# Work required
Search the material below for the word "Press" and copy every line in which it occurs.
-- START OF Material for this task --
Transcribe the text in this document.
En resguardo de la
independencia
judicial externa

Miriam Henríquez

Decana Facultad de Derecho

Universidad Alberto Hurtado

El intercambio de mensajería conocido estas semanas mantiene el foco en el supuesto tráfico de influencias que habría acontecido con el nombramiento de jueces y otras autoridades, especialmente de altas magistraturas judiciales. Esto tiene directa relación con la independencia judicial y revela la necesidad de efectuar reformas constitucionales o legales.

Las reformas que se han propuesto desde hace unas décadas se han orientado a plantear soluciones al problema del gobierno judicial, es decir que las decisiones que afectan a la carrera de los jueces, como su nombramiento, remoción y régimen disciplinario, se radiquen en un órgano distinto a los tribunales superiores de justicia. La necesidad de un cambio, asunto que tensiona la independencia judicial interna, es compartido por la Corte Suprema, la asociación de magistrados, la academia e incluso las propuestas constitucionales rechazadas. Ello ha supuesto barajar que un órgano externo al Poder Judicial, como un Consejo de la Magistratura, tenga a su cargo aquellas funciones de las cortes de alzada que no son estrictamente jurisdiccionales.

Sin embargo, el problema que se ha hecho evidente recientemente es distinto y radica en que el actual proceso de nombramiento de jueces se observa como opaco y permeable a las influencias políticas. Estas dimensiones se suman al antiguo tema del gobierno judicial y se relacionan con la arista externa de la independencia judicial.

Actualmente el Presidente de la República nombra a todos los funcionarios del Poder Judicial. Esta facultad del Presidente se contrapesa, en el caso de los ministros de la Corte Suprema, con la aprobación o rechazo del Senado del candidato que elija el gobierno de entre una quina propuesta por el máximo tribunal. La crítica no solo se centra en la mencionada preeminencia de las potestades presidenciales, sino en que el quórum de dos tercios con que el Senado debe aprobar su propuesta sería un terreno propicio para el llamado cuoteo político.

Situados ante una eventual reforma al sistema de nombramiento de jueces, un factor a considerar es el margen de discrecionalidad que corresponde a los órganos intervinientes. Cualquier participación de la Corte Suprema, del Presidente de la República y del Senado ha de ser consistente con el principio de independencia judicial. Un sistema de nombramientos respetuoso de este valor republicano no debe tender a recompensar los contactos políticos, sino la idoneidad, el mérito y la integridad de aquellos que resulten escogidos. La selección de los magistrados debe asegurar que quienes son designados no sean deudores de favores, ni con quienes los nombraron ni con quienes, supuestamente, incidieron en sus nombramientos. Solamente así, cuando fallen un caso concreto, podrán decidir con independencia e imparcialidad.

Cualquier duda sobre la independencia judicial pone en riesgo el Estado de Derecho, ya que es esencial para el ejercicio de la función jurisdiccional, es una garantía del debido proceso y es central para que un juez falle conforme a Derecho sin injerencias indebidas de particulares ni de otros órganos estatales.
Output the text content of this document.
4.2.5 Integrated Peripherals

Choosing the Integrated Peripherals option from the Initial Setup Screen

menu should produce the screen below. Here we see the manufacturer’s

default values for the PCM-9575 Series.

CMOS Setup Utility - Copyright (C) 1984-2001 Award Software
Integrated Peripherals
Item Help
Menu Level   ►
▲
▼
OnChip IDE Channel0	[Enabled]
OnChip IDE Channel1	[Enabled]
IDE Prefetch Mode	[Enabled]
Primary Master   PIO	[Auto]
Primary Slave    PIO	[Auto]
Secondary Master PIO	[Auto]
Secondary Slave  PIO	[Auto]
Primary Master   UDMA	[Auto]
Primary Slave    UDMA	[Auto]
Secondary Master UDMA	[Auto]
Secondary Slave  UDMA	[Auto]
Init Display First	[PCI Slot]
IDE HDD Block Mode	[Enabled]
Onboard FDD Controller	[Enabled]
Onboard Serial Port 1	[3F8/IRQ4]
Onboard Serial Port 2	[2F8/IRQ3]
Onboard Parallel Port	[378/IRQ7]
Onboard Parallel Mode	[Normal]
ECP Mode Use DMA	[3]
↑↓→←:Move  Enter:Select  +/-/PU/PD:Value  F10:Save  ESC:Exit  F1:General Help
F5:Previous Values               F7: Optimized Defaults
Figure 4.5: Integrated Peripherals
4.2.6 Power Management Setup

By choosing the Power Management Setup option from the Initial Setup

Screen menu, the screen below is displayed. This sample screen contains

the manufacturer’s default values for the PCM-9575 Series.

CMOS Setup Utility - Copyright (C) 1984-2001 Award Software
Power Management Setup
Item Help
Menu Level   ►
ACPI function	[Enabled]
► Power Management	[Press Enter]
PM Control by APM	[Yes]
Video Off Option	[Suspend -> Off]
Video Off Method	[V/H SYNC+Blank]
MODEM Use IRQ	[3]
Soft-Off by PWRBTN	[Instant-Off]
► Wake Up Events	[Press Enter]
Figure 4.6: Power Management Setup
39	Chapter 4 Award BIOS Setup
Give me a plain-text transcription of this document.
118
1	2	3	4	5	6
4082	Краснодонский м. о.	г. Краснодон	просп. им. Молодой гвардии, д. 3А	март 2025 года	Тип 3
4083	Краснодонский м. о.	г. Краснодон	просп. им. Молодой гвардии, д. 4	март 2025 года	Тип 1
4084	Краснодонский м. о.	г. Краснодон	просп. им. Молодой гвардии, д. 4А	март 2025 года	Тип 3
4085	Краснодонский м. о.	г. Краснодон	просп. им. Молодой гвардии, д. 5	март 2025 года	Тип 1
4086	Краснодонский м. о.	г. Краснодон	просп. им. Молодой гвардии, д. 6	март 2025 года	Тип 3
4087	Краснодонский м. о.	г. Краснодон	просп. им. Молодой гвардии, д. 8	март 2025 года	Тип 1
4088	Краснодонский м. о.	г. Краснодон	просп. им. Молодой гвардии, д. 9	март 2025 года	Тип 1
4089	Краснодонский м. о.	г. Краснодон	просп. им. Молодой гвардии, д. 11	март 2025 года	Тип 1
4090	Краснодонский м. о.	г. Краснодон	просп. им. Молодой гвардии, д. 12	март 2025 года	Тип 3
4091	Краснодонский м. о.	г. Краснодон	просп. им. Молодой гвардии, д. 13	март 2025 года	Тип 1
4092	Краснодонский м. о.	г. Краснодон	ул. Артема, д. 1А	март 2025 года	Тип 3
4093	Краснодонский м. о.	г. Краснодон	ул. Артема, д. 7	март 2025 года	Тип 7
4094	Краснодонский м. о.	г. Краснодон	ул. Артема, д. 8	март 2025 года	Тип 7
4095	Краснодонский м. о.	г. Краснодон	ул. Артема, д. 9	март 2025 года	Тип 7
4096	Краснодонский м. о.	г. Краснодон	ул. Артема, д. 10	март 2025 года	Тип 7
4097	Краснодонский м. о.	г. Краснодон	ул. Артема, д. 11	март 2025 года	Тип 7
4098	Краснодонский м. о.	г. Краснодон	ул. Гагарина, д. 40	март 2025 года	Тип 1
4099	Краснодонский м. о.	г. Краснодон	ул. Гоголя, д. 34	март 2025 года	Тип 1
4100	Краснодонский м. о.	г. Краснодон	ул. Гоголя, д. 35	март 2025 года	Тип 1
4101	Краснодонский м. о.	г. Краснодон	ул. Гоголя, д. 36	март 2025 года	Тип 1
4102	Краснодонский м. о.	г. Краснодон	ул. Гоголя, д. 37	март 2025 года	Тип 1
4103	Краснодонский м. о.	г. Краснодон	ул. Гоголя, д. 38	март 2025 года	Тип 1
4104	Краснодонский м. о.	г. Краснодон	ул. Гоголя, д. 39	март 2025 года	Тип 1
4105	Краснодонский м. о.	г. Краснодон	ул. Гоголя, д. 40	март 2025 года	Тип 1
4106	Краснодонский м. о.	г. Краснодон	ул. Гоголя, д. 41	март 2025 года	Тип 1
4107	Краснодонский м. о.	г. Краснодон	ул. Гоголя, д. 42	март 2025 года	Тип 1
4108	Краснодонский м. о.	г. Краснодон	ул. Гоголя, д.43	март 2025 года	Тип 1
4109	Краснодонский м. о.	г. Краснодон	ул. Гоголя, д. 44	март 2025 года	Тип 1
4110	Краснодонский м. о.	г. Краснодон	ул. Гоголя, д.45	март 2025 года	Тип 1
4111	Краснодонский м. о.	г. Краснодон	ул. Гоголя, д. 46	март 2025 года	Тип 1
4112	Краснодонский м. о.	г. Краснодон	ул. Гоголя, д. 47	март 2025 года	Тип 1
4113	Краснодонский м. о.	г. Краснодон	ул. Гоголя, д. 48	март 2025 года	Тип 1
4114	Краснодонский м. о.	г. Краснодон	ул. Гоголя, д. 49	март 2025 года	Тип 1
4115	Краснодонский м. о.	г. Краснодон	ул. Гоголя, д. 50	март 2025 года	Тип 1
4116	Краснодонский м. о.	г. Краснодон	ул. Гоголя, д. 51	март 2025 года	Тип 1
-- END OF Material for this task --
# Answer to this task
► Power Management	[Press Enter]
► Wake Up Events	[Press Enter]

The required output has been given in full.